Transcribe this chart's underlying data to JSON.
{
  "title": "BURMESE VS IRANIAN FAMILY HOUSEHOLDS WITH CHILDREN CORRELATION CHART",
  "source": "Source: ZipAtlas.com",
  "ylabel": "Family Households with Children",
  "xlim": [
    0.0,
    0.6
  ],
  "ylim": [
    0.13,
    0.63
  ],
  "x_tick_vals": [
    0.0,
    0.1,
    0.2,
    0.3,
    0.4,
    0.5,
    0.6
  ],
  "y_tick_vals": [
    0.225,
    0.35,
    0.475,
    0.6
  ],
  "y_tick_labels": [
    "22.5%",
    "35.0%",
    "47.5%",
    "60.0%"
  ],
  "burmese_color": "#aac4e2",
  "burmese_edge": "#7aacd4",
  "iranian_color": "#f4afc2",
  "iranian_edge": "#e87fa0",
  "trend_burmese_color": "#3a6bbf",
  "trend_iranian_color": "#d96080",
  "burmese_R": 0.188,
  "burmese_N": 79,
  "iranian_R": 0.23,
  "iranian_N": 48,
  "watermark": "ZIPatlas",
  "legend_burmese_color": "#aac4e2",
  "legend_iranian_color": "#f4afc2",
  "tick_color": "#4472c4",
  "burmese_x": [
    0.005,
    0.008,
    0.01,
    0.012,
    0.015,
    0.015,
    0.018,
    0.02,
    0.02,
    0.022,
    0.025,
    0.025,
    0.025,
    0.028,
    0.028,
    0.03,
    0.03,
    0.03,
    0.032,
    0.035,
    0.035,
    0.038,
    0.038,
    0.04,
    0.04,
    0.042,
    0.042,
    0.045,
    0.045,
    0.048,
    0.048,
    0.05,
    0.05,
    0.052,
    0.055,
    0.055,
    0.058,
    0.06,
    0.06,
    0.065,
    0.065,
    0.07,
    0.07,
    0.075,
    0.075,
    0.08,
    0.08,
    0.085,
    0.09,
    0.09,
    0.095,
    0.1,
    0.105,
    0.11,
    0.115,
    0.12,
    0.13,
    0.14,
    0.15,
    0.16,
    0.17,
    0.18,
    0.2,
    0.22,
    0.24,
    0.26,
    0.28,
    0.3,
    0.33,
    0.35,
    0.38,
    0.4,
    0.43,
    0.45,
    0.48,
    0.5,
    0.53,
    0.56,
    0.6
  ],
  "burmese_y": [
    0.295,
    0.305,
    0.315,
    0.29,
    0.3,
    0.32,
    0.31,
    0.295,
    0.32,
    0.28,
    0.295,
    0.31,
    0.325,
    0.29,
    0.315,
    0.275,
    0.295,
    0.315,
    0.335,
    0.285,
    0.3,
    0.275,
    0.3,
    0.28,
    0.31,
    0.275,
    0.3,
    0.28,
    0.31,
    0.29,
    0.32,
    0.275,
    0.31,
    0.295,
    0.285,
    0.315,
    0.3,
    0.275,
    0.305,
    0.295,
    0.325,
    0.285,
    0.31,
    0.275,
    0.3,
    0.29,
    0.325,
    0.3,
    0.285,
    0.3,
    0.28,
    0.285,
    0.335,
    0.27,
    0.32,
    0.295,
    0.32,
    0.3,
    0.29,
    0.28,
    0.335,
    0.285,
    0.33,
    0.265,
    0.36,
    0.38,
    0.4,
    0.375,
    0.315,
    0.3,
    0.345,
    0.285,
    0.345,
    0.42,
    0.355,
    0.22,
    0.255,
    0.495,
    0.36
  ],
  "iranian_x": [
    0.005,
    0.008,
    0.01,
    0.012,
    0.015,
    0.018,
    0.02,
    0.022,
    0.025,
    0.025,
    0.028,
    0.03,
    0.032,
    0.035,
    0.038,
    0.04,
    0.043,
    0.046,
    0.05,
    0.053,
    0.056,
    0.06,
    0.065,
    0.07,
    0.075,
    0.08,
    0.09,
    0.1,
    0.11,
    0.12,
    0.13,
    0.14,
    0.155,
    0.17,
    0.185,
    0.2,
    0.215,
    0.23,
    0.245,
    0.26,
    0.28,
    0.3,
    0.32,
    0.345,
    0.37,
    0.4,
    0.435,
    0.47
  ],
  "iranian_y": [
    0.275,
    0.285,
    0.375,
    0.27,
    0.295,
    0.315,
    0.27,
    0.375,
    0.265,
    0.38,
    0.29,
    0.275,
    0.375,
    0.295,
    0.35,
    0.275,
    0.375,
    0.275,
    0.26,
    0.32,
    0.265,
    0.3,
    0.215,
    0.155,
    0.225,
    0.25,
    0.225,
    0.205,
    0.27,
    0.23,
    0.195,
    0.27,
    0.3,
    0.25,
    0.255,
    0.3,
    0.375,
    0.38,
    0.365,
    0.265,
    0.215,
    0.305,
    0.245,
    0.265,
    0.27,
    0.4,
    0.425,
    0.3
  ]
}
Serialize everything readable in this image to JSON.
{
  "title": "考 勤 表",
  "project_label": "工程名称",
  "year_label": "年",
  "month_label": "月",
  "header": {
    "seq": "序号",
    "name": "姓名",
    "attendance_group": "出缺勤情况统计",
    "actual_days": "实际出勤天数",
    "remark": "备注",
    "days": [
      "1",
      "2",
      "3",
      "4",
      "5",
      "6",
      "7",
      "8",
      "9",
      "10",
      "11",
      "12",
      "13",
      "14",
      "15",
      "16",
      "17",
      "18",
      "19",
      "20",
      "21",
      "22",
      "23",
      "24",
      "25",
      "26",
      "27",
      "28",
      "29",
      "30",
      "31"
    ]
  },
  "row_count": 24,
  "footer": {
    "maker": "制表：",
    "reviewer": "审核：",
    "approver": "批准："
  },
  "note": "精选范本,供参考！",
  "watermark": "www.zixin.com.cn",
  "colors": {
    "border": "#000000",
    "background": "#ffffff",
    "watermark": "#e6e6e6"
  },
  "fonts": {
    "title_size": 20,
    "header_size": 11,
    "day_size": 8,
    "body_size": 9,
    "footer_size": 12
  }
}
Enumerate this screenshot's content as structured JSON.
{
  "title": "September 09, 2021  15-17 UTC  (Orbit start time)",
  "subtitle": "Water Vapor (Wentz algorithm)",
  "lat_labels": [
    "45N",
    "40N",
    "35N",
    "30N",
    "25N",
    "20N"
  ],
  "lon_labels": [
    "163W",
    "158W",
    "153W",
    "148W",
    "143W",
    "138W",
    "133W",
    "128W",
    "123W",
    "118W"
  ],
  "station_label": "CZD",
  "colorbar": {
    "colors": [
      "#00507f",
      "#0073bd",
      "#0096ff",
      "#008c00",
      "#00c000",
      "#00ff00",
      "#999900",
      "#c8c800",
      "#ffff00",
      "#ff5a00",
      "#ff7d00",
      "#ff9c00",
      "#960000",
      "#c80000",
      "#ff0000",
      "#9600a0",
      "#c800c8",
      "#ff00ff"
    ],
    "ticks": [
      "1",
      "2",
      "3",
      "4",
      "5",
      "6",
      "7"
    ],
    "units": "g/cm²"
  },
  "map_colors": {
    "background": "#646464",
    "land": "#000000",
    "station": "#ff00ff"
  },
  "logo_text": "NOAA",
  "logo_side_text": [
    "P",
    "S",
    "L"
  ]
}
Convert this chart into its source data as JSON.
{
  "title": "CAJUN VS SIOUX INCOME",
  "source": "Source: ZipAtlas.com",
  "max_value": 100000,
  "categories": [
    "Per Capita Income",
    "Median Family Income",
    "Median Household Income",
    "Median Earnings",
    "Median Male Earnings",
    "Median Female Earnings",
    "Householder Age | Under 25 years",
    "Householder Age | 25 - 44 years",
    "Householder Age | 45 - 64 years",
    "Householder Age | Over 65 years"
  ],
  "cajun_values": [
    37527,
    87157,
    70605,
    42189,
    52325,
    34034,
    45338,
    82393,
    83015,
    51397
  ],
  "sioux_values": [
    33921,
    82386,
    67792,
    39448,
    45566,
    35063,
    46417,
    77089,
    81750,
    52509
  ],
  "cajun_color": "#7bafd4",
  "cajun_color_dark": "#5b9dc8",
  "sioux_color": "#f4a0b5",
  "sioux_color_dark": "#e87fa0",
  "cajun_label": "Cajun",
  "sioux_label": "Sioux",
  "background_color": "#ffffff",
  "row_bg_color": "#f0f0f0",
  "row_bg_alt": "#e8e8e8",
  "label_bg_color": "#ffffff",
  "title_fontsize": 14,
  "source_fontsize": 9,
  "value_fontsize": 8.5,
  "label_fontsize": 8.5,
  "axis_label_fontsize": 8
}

◆ ◆ ◆ ◆ ◆ ◆ ◆

TASK DIRECTIONS. From the records above, pull out each line that has "watermark".

EXPECTED ANSWER.
  "watermark": "ZIPatlas",
  "watermark": "www.zixin.com.cn",
    "watermark": "#e6e6e6"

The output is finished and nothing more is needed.